## WHAT IS ASKED
Copy the data exactly as it appears, and do not include any pictures.
==============================
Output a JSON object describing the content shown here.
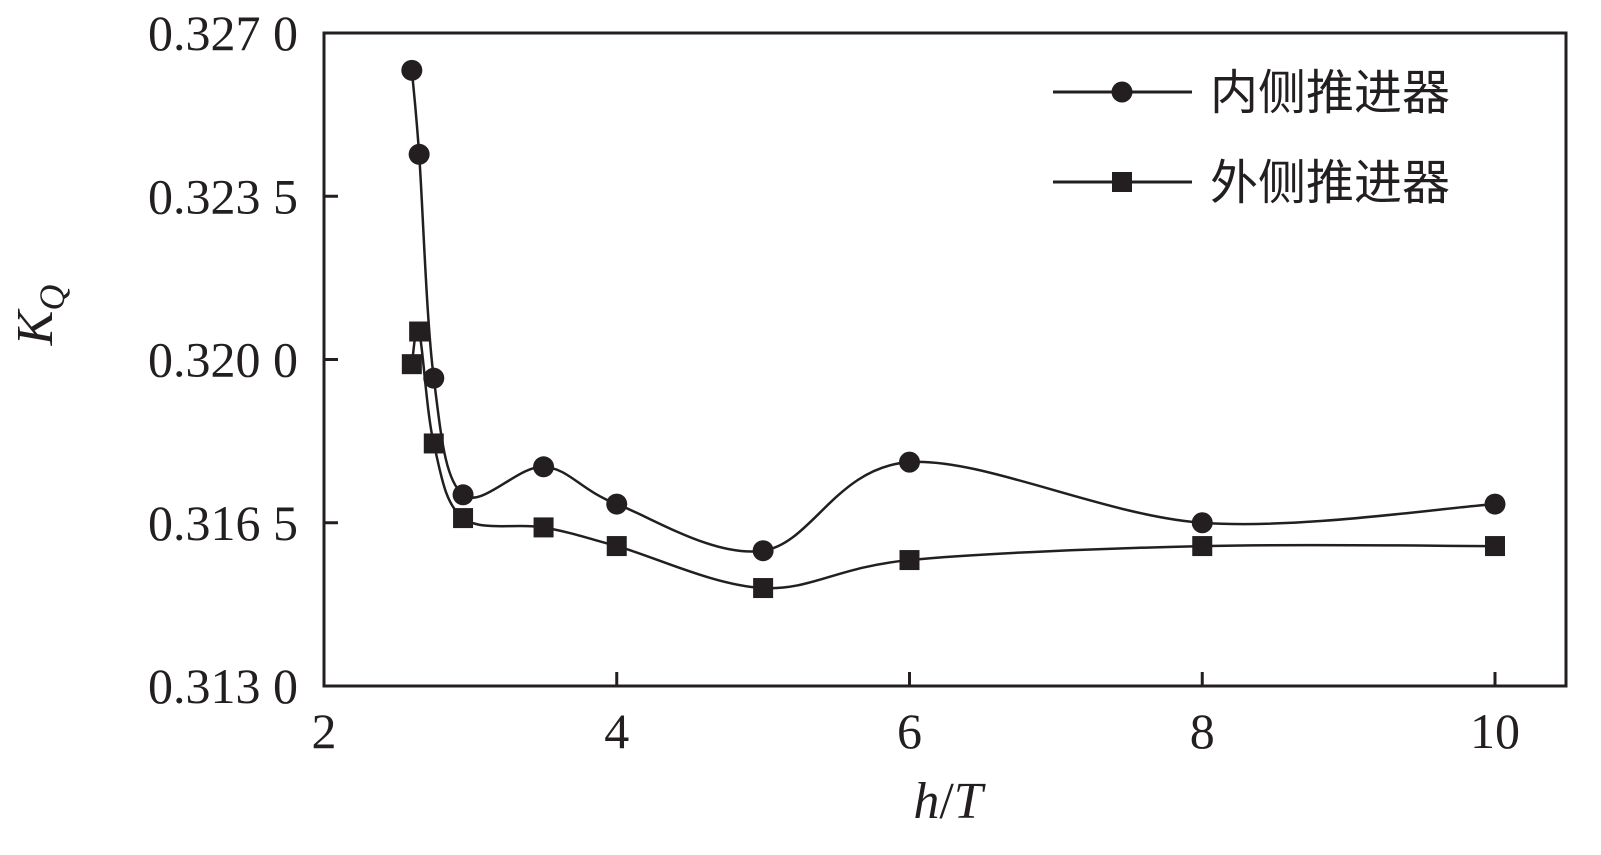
{
  "chart_data": {
    "type": "line",
    "title": "",
    "xlabel": {
      "main": "h",
      "slash": "/",
      "sub": "T"
    },
    "ylabel": {
      "main": "K",
      "sub": "Q"
    },
    "xlim": [
      2,
      10.25
    ],
    "ylim": [
      0.313,
      0.327
    ],
    "xticks": [
      2,
      4,
      6,
      8,
      10
    ],
    "xtick_labels": [
      "2",
      "4",
      "6",
      "8",
      "10"
    ],
    "yticks": [
      0.313,
      0.3165,
      0.32,
      0.3235,
      0.327
    ],
    "ytick_labels": [
      "0.313 0",
      "0.316 5",
      "0.320 0",
      "0.323 5",
      "0.327 0"
    ],
    "grid": false,
    "legend_position": "top-right",
    "series": [
      {
        "name": "内侧推进器",
        "marker": "circle",
        "color": "#231f20",
        "x": [
          2.6,
          2.65,
          2.75,
          2.95,
          3.5,
          4.0,
          5.0,
          6.0,
          8.0,
          10.0
        ],
        "y": [
          0.3262,
          0.3244,
          0.3196,
          0.3171,
          0.3177,
          0.3169,
          0.3159,
          0.3178,
          0.3165,
          0.3169
        ]
      },
      {
        "name": "外侧推进器",
        "marker": "square",
        "color": "#231f20",
        "x": [
          2.6,
          2.65,
          2.75,
          2.95,
          3.5,
          4.0,
          5.0,
          6.0,
          8.0,
          10.0
        ],
        "y": [
          0.3199,
          0.3206,
          0.3182,
          0.3166,
          0.3164,
          0.316,
          0.3151,
          0.3157,
          0.316,
          0.316
        ]
      }
    ]
  }
}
==============================
## OUTPUT BELOW
Output a JSON object describing the content shown here.
{
  "chart_data": {
    "type": "line",
    "title": "",
    "xlabel": {
      "main": "h",
      "slash": "/",
      "sub": "T"
    },
    "ylabel": {
      "main": "K",
      "sub": "Q"
    },
    "xlim": [
      2,
      10.25
    ],
    "ylim": [
      0.313,
      0.327
    ],
    "xticks": [
      2,
      4,
      6,
      8,
      10
    ],
    "xtick_labels": [
      "2",
      "4",
      "6",
      "8",
      "10"
    ],
    "yticks": [
      0.313,
      0.3165,
      0.32,
      0.3235,
      0.327
    ],
    "ytick_labels": [
      "0.313 0",
      "0.316 5",
      "0.320 0",
      "0.323 5",
      "0.327 0"
    ],
    "grid": false,
    "legend_position": "top-right",
    "series": [
      {
        "name": "内侧推进器",
        "marker": "circle",
        "color": "#231f20",
        "x": [
          2.6,
          2.65,
          2.75,
          2.95,
          3.5,
          4.0,
          5.0,
          6.0,
          8.0,
          10.0
        ],
        "y": [
          0.3262,
          0.3244,
          0.3196,
          0.3171,
          0.3177,
          0.3169,
          0.3159,
          0.3178,
          0.3165,
          0.3169
        ]
      },
      {
        "name": "外侧推进器",
        "marker": "square",
        "color": "#231f20",
        "x": [
          2.6,
          2.65,
          2.75,
          2.95,
          3.5,
          4.0,
          5.0,
          6.0,
          8.0,
          10.0
        ],
        "y": [
          0.3199,
          0.3206,
          0.3182,
          0.3166,
          0.3164,
          0.316,
          0.3151,
          0.3157,
          0.316,
          0.316
        ]
      }
    ]
  }
}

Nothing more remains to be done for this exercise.